Material to process.
Start
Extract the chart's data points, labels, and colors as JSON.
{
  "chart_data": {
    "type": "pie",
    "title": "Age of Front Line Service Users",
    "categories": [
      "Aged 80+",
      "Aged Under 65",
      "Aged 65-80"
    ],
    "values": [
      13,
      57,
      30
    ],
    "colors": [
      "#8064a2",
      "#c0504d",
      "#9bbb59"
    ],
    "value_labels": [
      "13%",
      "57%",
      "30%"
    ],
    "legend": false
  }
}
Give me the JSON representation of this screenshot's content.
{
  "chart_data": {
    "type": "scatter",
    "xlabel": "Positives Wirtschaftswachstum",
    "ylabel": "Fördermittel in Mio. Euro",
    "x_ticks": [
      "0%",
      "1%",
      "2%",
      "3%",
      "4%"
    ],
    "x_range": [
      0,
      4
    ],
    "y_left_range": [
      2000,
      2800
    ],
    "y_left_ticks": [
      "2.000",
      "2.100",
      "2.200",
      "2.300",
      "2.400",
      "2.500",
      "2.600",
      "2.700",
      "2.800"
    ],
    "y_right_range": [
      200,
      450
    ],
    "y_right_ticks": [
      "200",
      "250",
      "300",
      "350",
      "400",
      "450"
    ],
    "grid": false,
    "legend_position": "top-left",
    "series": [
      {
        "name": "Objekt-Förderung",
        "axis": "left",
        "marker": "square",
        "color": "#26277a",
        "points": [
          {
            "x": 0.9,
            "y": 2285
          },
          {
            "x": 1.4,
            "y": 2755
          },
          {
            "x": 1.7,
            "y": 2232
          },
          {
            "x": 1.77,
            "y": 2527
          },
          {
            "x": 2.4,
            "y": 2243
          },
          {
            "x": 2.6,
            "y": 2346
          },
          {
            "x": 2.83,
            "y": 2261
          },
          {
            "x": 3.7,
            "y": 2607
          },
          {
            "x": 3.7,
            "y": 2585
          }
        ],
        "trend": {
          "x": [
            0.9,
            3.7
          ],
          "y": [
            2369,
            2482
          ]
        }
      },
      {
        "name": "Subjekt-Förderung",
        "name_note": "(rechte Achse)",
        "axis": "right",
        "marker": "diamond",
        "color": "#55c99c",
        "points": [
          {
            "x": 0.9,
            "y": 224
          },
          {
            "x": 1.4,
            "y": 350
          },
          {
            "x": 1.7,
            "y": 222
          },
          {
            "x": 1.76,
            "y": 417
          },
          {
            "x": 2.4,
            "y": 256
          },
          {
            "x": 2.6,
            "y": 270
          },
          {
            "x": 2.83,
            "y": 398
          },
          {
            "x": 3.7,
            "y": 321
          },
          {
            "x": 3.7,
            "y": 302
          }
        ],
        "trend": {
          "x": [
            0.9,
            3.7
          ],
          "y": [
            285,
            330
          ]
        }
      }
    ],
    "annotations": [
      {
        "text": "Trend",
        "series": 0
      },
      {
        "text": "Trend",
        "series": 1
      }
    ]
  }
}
End
Work required. Find each line in the records holding the string "colors" and show it.

Completed task.
Extract the chart's data points, labels, and colors as JSON.
    "colors": [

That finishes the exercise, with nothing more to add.